## Short problem
Find the string "JSON" and gather every line that holds it.
───── Data for this task
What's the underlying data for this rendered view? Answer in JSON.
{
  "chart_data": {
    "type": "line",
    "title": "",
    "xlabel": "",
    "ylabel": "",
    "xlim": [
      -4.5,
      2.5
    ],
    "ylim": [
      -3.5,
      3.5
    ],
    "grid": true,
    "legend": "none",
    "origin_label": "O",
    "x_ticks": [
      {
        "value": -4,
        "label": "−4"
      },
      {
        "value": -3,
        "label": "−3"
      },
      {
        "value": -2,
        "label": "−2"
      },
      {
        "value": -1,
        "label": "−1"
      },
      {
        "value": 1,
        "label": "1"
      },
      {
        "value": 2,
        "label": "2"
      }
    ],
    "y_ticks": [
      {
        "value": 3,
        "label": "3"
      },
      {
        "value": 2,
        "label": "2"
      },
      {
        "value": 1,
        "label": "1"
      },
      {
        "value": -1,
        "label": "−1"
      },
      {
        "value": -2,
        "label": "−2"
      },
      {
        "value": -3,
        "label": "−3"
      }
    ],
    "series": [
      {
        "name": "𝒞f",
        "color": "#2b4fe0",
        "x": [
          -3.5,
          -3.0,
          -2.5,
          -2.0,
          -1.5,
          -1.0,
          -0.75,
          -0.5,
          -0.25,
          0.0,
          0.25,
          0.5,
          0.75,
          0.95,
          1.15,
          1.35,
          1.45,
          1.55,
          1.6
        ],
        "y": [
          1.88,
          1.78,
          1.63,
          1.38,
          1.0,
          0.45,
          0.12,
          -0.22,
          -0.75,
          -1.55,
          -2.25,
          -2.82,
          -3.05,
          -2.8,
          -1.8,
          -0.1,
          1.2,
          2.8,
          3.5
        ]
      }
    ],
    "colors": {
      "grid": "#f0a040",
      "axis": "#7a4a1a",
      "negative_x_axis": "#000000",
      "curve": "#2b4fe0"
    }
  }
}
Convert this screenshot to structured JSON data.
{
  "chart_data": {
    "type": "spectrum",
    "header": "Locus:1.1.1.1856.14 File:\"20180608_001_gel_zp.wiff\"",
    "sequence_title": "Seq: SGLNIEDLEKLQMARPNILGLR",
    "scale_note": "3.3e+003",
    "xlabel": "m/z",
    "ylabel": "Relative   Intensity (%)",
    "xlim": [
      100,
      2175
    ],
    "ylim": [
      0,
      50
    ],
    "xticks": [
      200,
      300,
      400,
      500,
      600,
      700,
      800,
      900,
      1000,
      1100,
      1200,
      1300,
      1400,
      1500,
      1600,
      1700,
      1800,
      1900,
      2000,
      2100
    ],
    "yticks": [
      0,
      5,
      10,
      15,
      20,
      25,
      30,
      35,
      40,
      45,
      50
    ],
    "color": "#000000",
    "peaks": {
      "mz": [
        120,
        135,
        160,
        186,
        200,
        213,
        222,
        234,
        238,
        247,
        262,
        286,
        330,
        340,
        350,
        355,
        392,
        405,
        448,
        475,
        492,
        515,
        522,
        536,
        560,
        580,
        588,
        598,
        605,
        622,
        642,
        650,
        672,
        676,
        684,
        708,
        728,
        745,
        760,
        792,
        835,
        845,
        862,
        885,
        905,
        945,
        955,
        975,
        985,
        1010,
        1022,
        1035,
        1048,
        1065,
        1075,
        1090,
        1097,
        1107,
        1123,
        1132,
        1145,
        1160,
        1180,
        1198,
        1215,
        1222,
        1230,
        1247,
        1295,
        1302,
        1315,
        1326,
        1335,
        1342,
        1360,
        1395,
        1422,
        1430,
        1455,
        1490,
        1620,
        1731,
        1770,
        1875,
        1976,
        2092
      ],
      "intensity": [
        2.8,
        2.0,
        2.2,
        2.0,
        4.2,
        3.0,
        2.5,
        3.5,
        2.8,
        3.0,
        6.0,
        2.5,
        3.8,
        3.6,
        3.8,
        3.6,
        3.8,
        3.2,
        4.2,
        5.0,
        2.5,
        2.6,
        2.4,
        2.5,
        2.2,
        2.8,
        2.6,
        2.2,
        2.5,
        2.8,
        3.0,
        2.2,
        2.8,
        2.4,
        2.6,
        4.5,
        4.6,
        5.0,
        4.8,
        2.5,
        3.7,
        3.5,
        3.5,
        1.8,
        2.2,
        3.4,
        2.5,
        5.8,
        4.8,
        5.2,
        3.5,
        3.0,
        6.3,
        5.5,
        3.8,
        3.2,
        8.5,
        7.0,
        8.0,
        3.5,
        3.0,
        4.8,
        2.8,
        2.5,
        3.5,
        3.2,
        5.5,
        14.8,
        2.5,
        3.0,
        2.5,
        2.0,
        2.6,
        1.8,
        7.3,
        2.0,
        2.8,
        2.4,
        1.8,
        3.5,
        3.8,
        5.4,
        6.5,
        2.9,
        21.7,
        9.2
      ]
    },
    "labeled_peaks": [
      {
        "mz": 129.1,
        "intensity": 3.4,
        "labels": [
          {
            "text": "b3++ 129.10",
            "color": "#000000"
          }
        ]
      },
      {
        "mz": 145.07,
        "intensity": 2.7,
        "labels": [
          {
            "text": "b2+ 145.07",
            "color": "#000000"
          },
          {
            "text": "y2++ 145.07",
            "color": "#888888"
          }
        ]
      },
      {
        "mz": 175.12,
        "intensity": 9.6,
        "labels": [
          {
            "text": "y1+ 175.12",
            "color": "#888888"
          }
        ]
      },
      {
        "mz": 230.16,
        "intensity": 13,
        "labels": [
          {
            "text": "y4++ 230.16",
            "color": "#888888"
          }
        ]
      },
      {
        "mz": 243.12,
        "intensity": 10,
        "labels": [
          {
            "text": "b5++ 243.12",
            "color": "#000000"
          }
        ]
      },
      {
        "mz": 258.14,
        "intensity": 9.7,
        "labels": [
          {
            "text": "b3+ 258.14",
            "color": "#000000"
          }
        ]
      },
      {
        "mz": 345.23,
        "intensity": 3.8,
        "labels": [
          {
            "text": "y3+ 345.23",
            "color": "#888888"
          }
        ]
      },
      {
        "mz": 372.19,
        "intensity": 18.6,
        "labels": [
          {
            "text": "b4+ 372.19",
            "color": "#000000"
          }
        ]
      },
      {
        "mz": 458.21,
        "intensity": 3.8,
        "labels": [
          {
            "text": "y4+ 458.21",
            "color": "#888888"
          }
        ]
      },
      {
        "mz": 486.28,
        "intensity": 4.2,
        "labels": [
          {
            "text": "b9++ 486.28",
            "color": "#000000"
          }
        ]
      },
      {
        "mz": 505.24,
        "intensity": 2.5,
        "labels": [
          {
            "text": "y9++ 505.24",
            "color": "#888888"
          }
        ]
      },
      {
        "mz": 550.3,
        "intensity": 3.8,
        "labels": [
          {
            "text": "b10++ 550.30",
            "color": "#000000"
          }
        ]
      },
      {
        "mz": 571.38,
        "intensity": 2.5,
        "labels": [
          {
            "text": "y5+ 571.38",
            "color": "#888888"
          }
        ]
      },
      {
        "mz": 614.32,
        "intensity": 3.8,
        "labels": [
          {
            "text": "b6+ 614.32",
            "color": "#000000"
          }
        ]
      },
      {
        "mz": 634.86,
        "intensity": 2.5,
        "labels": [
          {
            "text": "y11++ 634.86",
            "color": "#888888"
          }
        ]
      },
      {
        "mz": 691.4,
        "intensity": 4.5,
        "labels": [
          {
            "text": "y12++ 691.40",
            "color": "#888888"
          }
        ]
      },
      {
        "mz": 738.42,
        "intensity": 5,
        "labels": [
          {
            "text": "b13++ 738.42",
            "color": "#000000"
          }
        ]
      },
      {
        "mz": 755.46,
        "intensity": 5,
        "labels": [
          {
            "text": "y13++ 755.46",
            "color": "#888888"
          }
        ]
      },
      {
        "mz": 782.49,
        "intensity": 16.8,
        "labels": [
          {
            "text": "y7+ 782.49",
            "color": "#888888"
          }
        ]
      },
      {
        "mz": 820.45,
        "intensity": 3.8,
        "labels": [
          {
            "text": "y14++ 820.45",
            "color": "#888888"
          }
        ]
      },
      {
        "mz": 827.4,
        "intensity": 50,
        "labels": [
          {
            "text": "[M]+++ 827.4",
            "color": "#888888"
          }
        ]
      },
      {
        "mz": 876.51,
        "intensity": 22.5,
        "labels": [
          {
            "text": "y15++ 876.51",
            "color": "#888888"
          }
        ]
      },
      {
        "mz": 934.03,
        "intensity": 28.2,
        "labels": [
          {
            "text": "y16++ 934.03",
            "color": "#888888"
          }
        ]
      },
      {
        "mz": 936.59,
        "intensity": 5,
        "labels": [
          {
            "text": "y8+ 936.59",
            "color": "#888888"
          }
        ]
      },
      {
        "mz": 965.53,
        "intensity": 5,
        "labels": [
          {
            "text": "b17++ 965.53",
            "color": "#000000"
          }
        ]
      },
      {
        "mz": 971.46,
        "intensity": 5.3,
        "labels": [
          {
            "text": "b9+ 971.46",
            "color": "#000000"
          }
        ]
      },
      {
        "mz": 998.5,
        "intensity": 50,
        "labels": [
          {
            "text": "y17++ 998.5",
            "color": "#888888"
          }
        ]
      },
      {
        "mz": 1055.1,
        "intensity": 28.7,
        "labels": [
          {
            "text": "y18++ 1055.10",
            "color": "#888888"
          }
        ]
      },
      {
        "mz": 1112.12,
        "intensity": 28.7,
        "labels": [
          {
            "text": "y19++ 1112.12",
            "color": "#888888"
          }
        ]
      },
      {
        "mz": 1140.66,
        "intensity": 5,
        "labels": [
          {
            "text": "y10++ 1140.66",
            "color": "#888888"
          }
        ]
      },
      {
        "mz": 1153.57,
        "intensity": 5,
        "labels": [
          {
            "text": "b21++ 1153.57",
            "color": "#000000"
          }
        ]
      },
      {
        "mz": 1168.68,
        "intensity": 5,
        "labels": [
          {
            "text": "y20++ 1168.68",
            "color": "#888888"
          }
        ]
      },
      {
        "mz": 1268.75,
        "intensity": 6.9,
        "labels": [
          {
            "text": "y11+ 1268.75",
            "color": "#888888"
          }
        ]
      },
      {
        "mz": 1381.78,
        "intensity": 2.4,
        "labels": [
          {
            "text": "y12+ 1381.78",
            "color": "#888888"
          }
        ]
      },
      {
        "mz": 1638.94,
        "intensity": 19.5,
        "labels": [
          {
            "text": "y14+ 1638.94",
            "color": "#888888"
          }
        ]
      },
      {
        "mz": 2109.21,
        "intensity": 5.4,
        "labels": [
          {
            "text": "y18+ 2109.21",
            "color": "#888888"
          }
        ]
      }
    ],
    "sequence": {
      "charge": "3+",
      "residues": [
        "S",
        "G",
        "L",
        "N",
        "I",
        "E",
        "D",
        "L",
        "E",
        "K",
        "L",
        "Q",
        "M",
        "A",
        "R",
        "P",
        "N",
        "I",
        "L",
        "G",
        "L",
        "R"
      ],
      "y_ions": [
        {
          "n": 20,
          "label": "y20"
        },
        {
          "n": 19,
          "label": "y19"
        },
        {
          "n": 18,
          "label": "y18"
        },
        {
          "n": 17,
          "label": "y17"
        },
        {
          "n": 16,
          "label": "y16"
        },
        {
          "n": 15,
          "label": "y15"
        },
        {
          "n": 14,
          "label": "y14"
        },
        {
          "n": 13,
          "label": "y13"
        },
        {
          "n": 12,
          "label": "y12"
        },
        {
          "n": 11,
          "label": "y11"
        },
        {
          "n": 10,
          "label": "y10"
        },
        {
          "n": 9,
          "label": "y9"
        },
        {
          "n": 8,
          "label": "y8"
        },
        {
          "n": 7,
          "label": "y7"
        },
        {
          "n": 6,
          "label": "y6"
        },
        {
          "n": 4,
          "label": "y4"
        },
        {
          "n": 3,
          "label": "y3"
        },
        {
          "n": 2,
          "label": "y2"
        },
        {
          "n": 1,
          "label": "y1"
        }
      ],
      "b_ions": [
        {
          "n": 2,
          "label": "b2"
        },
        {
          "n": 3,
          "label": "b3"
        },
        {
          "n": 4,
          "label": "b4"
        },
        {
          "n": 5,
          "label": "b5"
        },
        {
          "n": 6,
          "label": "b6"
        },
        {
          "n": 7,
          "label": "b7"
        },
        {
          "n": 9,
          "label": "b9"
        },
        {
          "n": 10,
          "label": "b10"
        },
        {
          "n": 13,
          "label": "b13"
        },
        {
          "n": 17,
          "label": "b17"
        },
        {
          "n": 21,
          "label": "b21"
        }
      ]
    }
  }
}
──────────
## Result of this exercise
What's the underlying data for this rendered view? Answer in JSON.
Convert this screenshot to structured JSON data.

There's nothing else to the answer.